Re: [PATCH RFC] seccomp: Implement syscall isolation based on memory areas

From: Billy Laws
Date: Mon Jun 01 2020 - 05:23:39 EST


> On May 30, 2020, at 5:26 PM, Gabriel Krisman Bertazi <krisman@xxxxxxxxxxxxx> wrote:
>
> ïAndy Lutomirski <luto@xxxxxxxxxxxxxx> writes:
>
>>>> On May 29, 2020, at 11:00 PM, Gabriel Krisman Bertazi <krisman@xxxxxxxxxxxxx> wrote:
>>>
>>> ïModern Windows applications are executing system call instructions
>>> directly from the application's code without going through the WinAPI.
>>> This breaks Wine emulation, because it doesn't have a chance to
>>> intercept and emulate these syscalls before they are submitted to Linux.
>>>
>>> In addition, we cannot simply trap every system call of the application
>>> to userspace using PTRACE_SYSEMU, because performance would suffer,
>>> since our main use case is to run Windows games over Linux. Therefore,
>>> we need some in-kernel filtering to decide whether the syscall was
>>> issued by the wine code or by the windows application.

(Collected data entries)
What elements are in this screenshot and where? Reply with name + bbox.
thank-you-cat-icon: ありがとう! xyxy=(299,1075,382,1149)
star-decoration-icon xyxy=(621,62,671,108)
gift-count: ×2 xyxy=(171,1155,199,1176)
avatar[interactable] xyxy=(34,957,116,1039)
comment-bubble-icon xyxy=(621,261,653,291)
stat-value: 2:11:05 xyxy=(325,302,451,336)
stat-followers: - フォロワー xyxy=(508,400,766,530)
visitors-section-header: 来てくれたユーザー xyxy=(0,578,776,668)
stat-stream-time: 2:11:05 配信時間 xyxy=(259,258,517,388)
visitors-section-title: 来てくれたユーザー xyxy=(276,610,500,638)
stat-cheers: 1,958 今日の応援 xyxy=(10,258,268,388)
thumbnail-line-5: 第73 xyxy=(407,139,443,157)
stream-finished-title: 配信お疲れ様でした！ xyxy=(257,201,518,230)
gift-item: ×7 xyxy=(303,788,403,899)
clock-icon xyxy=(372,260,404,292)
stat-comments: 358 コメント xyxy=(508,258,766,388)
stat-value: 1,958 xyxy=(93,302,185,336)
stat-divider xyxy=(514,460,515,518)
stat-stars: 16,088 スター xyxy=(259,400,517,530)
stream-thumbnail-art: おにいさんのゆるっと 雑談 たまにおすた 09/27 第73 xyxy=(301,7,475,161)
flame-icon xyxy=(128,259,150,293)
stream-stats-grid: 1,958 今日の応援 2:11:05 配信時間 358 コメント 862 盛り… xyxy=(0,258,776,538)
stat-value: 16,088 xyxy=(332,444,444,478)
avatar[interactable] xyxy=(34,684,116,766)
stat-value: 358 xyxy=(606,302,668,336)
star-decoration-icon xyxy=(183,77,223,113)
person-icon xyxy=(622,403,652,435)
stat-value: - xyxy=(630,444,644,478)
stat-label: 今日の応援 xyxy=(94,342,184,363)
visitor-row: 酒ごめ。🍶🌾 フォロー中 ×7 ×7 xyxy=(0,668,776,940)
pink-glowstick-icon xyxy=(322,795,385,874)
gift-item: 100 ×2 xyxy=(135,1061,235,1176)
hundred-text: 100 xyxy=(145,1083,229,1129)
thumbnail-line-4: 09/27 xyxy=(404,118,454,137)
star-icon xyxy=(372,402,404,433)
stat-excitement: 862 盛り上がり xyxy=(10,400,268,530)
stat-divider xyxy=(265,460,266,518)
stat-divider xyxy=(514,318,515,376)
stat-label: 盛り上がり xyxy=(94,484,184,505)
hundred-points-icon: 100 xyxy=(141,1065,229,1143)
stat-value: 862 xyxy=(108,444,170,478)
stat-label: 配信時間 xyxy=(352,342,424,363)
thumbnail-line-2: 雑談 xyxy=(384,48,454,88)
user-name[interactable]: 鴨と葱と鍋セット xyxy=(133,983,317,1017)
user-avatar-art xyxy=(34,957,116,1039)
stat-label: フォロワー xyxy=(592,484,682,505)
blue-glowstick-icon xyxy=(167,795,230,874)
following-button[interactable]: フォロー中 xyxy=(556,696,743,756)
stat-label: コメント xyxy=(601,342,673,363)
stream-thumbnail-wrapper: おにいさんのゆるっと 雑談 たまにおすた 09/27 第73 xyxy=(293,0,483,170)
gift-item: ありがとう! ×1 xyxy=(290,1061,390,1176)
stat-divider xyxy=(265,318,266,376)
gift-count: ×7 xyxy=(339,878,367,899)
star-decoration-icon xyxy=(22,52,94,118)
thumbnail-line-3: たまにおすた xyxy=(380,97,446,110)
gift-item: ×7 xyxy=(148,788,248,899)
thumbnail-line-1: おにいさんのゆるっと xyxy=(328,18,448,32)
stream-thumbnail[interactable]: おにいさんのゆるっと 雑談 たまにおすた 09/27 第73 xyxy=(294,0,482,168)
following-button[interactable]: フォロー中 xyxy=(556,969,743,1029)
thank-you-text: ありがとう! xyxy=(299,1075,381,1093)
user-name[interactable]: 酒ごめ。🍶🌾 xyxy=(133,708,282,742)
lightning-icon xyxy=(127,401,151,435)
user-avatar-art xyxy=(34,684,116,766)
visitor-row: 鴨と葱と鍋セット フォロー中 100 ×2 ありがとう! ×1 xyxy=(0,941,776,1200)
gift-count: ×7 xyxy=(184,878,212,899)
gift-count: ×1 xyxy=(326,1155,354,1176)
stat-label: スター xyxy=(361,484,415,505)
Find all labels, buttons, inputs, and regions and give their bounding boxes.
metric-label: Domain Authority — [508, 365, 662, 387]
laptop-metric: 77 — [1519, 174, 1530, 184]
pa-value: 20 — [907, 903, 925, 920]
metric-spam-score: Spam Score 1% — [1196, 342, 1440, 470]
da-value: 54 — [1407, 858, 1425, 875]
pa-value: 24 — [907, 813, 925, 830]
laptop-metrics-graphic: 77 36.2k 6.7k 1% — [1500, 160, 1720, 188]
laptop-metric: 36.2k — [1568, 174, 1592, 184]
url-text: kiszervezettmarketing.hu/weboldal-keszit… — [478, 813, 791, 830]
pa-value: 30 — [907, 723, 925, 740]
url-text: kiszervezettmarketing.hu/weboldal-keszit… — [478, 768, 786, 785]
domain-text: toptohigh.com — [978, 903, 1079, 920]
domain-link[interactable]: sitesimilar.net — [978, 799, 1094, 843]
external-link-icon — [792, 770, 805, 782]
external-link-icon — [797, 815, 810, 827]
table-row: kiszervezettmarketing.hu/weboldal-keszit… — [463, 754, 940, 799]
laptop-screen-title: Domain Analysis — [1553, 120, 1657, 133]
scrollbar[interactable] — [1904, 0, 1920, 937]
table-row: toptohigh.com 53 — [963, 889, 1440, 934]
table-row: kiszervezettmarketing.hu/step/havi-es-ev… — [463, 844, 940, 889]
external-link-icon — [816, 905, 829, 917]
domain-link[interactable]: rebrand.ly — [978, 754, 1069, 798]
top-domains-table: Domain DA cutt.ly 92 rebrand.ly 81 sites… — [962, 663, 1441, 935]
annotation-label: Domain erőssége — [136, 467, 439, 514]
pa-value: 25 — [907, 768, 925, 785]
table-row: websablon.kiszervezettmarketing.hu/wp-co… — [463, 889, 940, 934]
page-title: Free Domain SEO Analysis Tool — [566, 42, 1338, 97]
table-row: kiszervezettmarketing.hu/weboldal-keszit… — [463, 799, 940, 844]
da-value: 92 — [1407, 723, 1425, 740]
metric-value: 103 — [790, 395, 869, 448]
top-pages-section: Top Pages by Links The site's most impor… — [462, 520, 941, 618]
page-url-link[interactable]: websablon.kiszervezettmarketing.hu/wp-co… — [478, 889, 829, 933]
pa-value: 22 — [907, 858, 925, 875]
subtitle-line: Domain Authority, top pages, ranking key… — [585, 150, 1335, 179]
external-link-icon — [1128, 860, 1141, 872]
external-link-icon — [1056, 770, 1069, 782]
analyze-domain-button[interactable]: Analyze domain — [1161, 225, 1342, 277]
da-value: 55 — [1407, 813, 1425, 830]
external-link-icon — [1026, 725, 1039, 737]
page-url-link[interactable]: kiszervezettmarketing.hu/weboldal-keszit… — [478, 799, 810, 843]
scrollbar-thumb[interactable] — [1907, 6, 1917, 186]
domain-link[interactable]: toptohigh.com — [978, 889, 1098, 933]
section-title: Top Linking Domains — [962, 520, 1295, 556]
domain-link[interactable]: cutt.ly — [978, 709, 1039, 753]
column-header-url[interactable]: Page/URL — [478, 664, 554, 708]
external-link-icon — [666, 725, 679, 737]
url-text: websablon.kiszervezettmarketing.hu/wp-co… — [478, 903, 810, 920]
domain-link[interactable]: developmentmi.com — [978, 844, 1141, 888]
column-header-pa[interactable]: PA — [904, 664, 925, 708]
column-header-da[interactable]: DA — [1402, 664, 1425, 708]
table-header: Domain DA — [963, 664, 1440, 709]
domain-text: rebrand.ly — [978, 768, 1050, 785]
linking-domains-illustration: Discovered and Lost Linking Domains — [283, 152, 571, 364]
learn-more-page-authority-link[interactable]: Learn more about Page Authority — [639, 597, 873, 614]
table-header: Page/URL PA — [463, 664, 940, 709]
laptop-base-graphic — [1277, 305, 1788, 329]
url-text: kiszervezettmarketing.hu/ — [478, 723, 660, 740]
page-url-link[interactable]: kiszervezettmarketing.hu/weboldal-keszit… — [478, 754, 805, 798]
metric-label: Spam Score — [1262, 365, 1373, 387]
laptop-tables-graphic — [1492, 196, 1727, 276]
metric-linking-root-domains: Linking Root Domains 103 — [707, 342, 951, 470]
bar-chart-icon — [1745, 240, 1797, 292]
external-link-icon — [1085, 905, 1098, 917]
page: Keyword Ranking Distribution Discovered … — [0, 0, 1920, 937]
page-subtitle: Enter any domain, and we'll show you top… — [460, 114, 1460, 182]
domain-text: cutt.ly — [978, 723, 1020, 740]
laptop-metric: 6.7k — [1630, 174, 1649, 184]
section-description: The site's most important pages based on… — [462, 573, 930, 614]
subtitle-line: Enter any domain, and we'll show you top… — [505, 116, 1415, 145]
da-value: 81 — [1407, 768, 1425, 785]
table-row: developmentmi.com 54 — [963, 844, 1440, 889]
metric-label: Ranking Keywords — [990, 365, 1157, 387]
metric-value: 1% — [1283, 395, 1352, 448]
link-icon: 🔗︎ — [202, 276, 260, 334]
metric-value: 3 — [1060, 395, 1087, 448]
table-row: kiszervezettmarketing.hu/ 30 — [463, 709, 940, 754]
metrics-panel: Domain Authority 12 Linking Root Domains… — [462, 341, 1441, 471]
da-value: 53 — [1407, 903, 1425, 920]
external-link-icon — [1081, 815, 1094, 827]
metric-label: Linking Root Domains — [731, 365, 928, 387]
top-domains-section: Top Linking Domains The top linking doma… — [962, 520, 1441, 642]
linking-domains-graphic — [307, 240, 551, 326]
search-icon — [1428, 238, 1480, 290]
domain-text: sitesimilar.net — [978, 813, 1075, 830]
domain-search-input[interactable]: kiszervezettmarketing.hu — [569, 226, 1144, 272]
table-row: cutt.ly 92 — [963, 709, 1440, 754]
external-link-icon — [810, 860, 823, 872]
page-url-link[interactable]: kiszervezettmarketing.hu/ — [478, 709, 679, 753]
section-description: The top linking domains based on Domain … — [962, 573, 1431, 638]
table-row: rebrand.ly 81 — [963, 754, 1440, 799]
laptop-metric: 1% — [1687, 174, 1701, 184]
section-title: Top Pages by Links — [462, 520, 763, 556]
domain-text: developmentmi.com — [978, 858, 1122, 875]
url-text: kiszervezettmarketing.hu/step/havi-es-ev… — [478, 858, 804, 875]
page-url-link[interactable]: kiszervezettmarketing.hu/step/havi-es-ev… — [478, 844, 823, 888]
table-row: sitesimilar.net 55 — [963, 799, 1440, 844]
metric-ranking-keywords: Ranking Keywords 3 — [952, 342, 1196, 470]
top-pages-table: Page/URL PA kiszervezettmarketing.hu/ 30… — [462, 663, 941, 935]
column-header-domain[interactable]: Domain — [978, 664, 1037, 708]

Work to complete: In the seccomp patch thread, what reason is given for not trapping every system call of the application to userspace with PTRACE_SYSEMU?

Full answer: Performance would suffer.